• [PROBLEM REQUIREMENTS]: Filter the entries that follow, copying every line in which the word "directory" appears.

## begin MATERIAL PROVIDED

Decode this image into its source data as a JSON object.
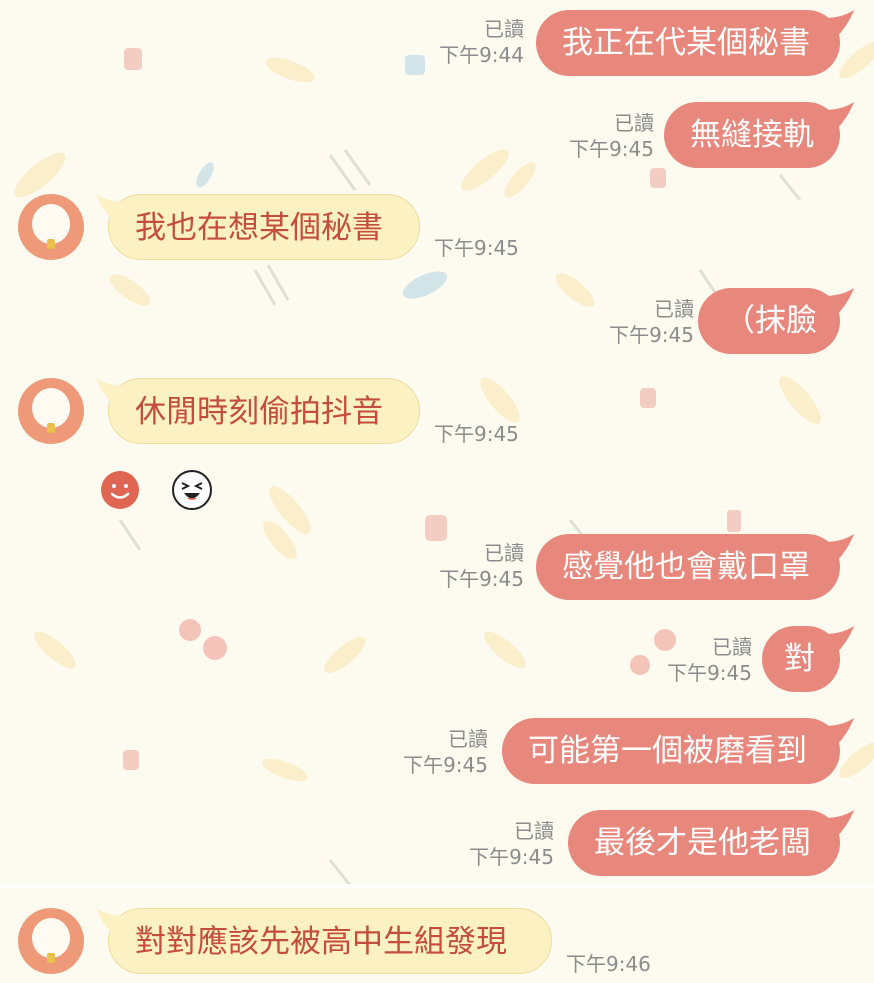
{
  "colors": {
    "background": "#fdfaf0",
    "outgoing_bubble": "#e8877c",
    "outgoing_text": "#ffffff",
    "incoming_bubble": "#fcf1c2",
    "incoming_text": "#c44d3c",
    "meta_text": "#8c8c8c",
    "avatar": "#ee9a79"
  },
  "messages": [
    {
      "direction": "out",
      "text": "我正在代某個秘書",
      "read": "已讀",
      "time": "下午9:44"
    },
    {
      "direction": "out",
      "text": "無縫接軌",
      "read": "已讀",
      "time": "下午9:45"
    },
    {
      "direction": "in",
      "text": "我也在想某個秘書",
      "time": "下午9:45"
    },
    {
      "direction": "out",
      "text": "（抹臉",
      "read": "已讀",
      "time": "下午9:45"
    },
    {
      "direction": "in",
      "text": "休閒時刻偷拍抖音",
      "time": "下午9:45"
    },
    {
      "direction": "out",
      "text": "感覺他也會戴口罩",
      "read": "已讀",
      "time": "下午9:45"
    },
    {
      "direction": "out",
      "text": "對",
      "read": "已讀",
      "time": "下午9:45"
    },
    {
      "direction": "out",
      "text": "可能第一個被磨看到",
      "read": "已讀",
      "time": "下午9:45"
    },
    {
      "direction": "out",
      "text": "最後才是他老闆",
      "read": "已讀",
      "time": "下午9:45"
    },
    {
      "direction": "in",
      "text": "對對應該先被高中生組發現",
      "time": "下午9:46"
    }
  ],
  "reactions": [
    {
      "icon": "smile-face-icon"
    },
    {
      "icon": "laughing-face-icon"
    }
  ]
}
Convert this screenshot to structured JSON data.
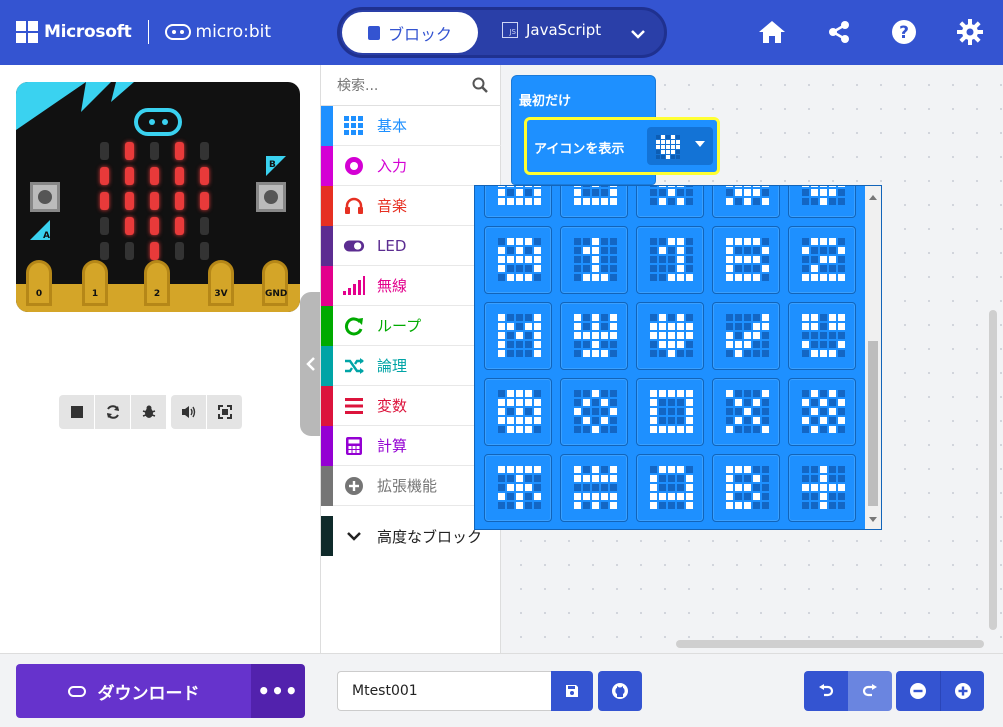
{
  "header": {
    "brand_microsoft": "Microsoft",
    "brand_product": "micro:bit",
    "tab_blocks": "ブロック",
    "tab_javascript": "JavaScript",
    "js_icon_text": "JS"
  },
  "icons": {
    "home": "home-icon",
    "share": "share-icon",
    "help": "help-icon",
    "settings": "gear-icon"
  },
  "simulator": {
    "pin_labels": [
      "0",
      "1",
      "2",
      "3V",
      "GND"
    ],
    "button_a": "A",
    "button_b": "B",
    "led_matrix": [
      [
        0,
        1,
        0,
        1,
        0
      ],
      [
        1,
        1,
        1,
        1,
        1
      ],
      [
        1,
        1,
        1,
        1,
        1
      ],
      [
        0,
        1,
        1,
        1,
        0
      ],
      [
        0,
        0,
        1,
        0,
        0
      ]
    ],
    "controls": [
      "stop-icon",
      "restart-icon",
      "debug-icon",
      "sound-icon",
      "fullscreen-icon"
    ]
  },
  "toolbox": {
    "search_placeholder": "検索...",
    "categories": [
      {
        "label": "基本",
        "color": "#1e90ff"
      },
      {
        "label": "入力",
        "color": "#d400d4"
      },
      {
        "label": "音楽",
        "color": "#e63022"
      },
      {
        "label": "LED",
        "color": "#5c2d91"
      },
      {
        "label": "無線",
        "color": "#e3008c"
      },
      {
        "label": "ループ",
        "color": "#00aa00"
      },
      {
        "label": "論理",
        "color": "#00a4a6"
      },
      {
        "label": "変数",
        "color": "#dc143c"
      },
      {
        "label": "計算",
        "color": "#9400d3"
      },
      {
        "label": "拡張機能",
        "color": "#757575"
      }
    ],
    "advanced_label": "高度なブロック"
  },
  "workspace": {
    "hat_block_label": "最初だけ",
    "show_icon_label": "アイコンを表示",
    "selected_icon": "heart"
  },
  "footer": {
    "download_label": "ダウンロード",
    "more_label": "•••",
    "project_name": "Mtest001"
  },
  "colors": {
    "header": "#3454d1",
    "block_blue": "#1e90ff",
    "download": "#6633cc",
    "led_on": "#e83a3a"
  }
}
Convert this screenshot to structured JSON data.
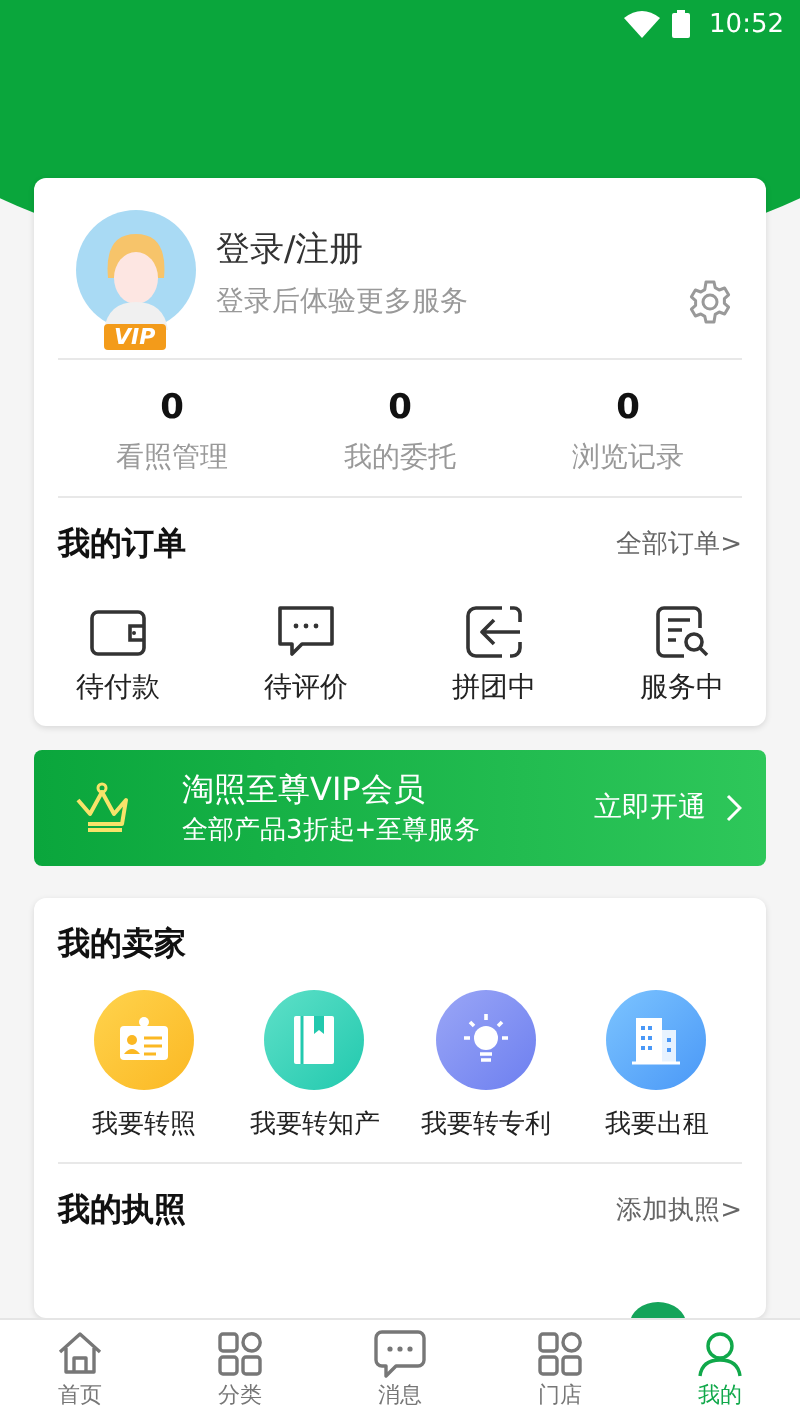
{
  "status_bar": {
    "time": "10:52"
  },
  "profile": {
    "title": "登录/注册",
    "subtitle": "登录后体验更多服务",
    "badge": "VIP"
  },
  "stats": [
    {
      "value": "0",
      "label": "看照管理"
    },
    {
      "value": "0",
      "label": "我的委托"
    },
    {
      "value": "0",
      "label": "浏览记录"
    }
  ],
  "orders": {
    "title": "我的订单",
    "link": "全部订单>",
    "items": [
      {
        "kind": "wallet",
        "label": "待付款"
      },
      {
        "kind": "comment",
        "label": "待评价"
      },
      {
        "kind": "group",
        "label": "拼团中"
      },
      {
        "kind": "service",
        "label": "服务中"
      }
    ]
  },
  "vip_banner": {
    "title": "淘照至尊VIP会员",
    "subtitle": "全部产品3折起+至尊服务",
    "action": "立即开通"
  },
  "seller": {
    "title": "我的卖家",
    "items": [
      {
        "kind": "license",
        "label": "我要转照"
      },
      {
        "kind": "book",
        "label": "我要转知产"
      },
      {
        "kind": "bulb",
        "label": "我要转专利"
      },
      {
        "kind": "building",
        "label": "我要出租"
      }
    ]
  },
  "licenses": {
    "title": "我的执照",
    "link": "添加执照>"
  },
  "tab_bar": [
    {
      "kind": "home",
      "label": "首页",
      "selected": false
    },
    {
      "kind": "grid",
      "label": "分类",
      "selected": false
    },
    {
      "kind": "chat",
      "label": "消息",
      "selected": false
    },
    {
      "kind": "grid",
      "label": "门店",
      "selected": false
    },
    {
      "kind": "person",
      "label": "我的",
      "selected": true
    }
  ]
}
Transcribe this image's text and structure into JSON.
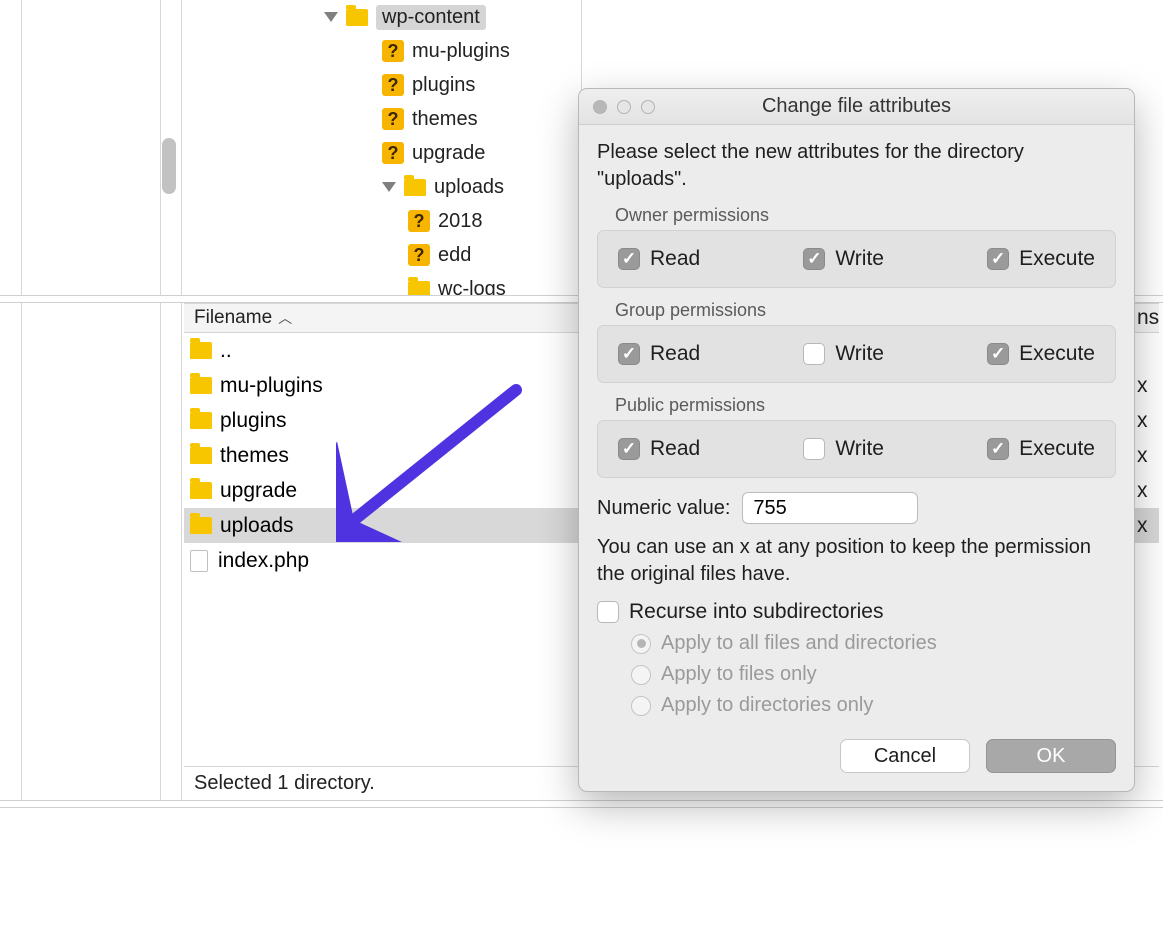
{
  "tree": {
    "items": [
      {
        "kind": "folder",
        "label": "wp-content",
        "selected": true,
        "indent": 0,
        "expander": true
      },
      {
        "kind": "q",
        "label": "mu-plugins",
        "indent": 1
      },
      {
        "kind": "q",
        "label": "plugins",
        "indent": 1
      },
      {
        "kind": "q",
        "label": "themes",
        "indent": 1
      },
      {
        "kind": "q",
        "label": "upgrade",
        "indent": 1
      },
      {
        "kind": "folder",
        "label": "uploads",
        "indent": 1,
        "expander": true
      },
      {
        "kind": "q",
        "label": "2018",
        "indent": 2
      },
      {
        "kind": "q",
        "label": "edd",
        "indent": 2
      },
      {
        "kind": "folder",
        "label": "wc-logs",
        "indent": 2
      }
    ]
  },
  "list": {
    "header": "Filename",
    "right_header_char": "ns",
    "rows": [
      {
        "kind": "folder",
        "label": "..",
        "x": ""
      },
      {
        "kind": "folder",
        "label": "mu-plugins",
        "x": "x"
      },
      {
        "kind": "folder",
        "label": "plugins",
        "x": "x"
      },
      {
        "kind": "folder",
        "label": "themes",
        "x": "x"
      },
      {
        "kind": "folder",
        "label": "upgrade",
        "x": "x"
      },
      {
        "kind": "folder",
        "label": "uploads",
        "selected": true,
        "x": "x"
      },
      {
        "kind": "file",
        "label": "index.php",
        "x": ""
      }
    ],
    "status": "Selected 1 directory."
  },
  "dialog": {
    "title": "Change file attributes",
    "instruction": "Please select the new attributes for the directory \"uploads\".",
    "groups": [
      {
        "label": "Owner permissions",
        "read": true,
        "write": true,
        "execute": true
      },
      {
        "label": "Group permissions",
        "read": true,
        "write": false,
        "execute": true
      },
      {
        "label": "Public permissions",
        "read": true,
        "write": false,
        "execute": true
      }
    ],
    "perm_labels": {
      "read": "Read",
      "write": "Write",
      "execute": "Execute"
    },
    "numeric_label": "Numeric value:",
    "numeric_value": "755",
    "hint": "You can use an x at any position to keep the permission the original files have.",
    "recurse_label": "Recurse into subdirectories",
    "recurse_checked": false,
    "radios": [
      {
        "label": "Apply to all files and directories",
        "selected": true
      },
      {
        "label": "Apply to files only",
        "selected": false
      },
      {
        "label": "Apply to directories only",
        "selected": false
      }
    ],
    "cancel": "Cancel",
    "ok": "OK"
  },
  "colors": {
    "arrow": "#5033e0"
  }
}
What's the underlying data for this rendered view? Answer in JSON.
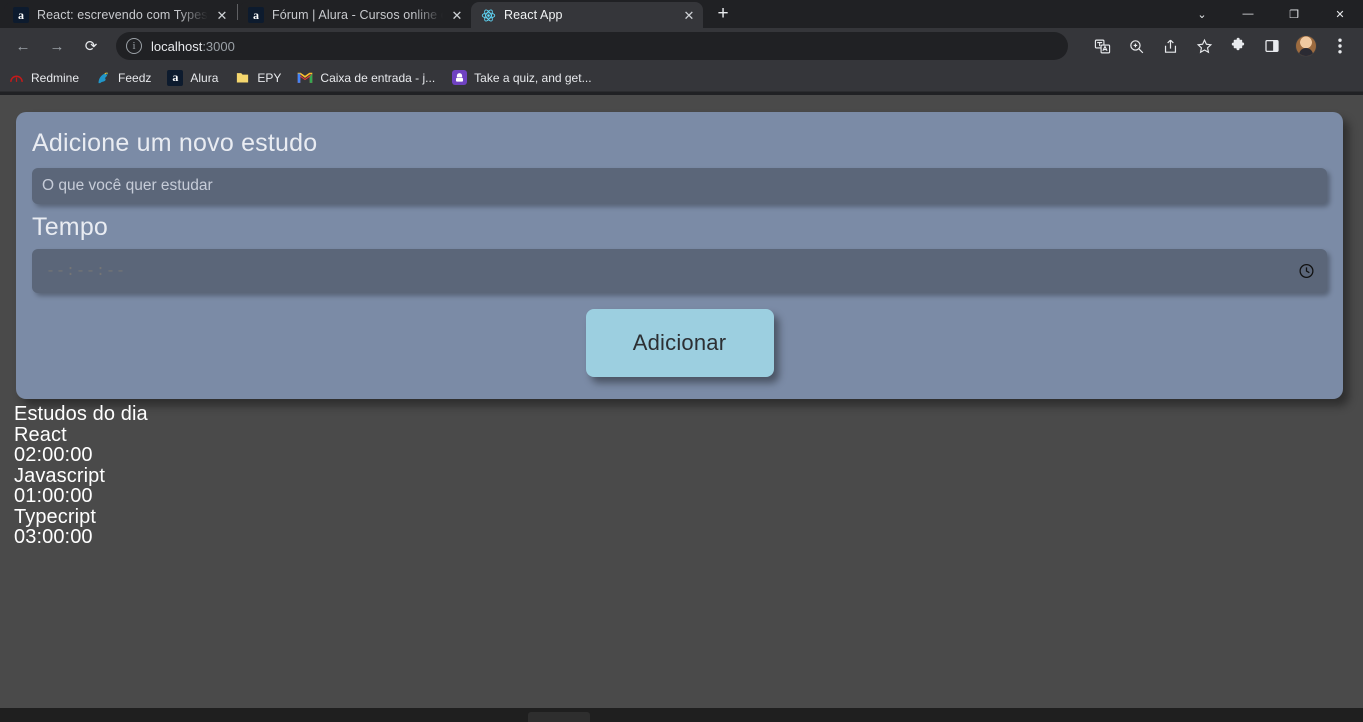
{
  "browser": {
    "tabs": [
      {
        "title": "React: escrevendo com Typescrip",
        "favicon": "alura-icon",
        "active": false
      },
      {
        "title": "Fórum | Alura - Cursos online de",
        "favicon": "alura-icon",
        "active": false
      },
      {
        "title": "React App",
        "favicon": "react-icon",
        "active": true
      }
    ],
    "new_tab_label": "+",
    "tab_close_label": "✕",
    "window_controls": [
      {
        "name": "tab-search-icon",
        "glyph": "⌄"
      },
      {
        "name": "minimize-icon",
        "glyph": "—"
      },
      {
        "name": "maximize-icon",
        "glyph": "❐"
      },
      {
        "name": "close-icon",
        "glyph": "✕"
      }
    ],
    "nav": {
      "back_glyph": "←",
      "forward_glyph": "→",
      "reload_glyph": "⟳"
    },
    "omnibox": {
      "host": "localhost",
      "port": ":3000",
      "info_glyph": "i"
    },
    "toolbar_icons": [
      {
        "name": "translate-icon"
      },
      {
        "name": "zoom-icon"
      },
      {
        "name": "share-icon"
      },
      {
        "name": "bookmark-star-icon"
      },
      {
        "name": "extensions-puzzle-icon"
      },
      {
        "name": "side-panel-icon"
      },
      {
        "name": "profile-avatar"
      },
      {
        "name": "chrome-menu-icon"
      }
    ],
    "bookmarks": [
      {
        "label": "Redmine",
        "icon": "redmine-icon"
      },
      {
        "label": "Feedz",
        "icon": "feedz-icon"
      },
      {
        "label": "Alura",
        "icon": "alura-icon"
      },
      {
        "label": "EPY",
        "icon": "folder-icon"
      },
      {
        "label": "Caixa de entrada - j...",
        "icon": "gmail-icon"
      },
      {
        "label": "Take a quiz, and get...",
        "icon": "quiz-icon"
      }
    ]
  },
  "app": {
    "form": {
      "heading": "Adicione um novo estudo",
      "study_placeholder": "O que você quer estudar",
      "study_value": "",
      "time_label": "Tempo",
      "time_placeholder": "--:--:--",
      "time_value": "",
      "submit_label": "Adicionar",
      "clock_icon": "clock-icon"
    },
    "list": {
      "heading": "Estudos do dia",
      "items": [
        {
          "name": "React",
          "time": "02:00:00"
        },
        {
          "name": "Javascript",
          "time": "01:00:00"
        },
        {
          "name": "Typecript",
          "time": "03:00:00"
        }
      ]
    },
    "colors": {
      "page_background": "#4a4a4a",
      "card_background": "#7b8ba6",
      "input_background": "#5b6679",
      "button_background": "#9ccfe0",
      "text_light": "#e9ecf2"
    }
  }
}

## end MATERIAL PROVIDED

• [SOLUTION]:
    "status": "Selected 1 directory."
    "instruction": "Please select the new attributes for the directory \"uploads\".",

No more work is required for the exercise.